** Opening Records for this task block **

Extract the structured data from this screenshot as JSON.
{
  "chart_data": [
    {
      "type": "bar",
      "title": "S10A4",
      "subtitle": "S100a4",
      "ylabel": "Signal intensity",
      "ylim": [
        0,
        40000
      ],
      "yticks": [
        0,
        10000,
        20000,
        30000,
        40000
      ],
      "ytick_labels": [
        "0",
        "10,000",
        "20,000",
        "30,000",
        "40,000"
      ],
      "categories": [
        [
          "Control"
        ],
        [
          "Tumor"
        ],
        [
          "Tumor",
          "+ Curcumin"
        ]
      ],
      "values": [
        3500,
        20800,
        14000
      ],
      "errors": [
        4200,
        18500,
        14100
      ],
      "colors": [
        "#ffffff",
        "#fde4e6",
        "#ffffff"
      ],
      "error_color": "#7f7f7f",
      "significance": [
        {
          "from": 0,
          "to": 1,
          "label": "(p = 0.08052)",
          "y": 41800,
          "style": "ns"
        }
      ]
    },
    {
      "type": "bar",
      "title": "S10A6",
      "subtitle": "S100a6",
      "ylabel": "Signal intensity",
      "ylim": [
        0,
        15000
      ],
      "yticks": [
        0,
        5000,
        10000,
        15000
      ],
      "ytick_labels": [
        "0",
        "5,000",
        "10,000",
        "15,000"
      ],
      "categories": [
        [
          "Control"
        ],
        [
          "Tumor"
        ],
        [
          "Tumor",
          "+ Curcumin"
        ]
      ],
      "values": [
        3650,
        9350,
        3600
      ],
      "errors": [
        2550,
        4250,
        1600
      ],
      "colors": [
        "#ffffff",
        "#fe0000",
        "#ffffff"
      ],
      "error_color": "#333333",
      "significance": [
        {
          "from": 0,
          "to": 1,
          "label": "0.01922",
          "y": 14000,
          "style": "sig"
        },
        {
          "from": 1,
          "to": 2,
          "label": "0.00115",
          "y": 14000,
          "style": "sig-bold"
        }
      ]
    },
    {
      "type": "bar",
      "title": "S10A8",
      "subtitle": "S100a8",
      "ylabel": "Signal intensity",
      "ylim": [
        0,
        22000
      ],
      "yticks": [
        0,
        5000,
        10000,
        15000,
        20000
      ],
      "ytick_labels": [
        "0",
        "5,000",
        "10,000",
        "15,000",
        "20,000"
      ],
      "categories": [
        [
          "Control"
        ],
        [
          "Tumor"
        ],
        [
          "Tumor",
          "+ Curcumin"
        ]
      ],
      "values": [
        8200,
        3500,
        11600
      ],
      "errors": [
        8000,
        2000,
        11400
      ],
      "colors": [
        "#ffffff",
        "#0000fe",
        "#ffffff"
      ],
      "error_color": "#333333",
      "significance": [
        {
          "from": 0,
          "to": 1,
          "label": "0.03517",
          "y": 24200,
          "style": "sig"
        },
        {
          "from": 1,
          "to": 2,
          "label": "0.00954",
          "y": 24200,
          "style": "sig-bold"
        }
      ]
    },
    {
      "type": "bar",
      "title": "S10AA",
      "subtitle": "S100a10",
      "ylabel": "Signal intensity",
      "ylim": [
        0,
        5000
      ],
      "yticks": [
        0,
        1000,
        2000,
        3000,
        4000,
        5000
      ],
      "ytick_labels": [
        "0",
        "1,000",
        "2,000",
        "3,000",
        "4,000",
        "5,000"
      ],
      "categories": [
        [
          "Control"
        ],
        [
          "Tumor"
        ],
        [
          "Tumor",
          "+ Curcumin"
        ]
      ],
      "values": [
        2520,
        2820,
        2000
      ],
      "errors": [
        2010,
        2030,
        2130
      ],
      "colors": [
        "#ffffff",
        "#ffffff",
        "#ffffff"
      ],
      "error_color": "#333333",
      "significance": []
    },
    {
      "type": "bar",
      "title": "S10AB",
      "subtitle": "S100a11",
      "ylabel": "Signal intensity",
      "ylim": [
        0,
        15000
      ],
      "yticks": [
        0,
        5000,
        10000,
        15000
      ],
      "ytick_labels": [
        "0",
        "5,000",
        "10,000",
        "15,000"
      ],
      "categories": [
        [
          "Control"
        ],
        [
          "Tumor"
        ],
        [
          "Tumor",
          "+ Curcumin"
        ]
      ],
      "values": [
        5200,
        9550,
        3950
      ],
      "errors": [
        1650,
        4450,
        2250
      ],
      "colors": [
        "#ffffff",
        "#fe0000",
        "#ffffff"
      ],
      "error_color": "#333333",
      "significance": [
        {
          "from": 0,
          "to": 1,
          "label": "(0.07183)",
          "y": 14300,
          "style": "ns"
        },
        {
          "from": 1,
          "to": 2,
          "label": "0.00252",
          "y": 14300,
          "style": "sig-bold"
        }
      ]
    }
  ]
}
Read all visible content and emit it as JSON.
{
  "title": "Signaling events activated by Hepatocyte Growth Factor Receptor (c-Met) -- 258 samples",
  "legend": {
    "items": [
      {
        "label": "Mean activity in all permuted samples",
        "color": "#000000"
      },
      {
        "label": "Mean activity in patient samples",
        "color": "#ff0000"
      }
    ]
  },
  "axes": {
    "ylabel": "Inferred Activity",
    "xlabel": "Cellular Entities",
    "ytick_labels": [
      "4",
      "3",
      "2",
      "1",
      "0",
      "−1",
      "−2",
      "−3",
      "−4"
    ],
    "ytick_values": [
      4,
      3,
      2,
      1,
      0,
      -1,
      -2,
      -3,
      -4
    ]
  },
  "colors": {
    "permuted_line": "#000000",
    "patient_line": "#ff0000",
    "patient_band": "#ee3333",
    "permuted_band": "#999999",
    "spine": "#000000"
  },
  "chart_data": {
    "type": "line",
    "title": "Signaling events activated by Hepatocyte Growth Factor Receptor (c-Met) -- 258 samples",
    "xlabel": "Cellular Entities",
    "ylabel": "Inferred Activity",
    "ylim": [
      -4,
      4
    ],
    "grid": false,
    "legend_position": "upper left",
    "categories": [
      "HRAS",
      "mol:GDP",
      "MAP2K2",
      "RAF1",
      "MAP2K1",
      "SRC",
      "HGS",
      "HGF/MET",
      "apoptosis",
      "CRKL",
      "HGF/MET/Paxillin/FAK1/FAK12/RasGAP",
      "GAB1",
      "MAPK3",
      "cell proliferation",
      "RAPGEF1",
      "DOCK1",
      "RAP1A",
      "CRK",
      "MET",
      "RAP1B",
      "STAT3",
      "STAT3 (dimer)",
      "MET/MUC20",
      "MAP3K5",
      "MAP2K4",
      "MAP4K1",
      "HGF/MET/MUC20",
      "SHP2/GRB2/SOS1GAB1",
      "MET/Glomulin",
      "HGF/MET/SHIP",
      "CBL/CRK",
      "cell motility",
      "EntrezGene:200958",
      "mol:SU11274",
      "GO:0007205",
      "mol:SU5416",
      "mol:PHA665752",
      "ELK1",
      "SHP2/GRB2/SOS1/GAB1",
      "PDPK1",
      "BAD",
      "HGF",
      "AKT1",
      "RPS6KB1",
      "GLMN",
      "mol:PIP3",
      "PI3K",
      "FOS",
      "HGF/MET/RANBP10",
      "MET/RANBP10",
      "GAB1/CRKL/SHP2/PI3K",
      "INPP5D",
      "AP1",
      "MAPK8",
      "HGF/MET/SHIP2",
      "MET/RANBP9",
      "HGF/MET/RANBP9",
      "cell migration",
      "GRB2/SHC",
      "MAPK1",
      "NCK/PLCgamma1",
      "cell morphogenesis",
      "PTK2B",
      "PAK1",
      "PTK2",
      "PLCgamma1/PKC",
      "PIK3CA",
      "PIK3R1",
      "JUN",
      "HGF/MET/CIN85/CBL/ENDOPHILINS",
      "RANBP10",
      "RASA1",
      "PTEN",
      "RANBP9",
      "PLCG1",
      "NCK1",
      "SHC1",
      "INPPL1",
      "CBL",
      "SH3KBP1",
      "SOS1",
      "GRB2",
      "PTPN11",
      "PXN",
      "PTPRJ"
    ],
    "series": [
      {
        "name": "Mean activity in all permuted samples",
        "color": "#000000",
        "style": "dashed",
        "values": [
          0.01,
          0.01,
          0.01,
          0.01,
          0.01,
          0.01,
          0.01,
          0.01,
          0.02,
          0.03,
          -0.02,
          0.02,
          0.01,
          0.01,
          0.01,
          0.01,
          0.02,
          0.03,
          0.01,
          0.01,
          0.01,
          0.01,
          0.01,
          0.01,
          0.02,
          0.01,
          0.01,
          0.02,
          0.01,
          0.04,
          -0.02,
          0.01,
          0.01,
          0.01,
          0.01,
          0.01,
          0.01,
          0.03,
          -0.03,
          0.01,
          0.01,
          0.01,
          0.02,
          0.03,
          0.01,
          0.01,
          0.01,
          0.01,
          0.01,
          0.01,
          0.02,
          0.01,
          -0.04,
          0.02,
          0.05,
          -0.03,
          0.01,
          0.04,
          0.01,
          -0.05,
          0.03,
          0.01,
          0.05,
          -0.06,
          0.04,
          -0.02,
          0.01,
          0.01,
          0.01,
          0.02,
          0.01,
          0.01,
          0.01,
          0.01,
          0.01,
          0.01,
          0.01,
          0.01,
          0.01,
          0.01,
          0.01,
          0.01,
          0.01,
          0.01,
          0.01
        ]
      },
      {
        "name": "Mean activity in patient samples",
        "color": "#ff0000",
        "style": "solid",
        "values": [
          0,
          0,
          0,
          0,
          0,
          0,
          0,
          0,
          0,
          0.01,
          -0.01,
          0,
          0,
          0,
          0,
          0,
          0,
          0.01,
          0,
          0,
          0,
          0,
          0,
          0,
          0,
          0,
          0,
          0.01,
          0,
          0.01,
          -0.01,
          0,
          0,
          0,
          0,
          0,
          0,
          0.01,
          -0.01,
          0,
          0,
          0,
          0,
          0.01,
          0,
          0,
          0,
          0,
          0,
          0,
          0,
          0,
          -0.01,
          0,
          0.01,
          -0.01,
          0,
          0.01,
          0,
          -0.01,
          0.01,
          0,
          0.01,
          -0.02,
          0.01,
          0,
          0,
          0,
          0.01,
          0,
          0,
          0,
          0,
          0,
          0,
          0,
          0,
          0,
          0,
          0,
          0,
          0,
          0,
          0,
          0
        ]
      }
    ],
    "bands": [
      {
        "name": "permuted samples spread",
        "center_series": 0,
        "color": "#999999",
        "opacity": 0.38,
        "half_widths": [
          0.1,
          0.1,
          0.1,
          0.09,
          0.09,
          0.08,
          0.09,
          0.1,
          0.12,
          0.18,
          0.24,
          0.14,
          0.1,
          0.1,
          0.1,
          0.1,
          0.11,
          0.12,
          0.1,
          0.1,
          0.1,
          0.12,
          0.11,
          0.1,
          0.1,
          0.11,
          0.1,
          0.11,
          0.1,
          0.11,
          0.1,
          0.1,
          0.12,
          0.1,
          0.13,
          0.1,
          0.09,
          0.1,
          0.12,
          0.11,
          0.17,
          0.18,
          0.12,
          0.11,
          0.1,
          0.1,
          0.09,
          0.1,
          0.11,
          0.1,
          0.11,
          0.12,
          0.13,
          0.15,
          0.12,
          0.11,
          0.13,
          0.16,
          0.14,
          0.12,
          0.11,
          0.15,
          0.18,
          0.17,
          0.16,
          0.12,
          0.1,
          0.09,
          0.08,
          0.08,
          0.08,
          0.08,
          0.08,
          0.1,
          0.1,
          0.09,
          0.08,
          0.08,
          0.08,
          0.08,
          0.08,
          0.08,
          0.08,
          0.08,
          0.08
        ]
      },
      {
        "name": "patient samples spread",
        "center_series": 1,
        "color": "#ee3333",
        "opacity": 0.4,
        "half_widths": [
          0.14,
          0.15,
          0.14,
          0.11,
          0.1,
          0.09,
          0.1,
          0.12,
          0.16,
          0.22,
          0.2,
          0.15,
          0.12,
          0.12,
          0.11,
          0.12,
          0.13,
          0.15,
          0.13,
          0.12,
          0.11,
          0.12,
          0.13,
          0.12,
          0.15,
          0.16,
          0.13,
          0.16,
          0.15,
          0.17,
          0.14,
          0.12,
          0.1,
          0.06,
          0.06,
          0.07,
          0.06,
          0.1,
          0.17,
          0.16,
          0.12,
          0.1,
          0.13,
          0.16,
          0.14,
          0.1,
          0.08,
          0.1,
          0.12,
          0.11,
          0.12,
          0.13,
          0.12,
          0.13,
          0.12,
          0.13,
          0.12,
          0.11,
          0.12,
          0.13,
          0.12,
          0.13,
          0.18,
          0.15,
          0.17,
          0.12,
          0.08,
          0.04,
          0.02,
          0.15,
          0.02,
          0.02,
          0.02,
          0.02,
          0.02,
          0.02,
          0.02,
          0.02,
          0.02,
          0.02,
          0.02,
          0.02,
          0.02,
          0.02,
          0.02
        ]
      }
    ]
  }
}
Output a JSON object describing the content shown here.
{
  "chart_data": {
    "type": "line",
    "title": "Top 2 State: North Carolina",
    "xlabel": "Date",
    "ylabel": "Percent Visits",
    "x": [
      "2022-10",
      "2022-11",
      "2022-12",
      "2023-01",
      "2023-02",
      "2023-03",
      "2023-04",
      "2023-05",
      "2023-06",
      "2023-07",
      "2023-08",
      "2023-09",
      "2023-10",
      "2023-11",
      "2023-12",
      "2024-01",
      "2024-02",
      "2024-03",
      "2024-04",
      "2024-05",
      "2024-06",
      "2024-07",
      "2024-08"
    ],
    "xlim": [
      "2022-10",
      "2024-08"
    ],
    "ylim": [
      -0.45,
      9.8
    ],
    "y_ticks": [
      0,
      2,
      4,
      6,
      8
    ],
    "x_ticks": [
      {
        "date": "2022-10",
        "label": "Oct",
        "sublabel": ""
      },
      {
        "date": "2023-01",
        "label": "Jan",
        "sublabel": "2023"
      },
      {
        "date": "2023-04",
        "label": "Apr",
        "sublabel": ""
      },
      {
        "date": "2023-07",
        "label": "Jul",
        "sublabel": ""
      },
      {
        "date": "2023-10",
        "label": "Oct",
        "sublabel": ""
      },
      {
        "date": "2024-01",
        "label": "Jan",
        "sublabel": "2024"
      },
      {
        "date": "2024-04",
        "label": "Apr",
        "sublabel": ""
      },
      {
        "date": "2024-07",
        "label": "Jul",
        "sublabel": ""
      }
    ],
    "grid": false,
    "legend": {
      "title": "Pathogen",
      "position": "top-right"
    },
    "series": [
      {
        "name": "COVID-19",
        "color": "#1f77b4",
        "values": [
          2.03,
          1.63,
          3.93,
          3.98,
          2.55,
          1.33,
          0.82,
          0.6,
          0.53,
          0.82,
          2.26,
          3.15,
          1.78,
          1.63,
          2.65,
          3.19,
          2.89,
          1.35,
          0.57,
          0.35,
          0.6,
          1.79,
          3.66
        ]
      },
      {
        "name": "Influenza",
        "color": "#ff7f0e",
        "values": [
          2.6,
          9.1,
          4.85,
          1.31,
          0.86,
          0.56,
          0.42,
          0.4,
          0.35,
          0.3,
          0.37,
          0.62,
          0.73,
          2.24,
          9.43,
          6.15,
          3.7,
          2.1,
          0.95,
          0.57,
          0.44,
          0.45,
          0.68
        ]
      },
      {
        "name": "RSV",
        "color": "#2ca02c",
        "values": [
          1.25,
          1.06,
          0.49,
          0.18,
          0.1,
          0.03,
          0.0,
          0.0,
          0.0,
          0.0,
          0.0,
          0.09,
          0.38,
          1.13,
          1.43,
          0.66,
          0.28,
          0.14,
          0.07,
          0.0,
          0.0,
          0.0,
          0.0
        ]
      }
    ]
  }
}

** Closing Records for this task block **

> [What you are asked to do] All lines that include the word "subtitle" must be copied from the material above.

> [Finished exercise]
      "subtitle": "S100a4",
      "subtitle": "S100a6",
      "subtitle": "S100a8",
      "subtitle": "S100a10",
      "subtitle": "S100a11",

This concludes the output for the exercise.